▶ **INSTRUCTION**: In the listing below, count the lines with "comment" and report only the figure.

▶ **GIVEN RECORDS**:
------------------------------------

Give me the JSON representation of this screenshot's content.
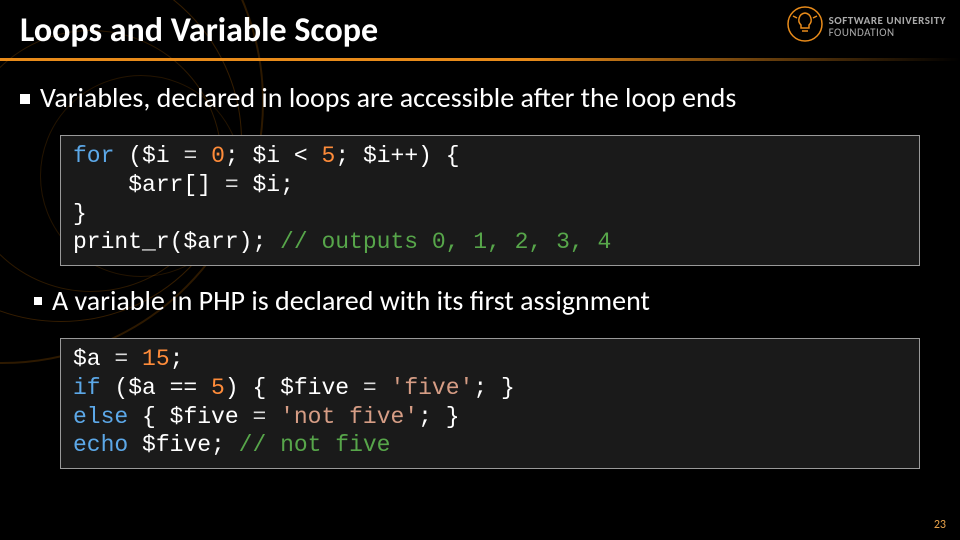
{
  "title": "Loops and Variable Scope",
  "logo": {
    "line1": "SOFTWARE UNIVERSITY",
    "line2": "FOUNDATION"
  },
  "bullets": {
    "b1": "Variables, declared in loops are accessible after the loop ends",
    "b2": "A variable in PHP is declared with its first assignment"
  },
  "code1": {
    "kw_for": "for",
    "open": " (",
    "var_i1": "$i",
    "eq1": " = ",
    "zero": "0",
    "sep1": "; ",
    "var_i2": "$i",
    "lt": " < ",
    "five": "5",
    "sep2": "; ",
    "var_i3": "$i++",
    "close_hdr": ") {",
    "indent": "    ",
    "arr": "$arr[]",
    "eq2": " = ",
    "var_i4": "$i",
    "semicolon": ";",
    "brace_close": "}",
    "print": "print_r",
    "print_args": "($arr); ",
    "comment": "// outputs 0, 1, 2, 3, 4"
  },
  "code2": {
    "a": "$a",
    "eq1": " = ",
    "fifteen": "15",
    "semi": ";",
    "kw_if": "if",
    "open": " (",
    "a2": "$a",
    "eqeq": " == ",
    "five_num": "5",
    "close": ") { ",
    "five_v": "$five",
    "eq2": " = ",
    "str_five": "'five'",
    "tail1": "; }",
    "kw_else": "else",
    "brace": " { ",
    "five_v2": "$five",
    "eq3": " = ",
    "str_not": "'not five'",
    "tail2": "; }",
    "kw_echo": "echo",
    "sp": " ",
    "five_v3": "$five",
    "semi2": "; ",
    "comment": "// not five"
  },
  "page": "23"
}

------------------------------------

▶ **OUTPUT**: 2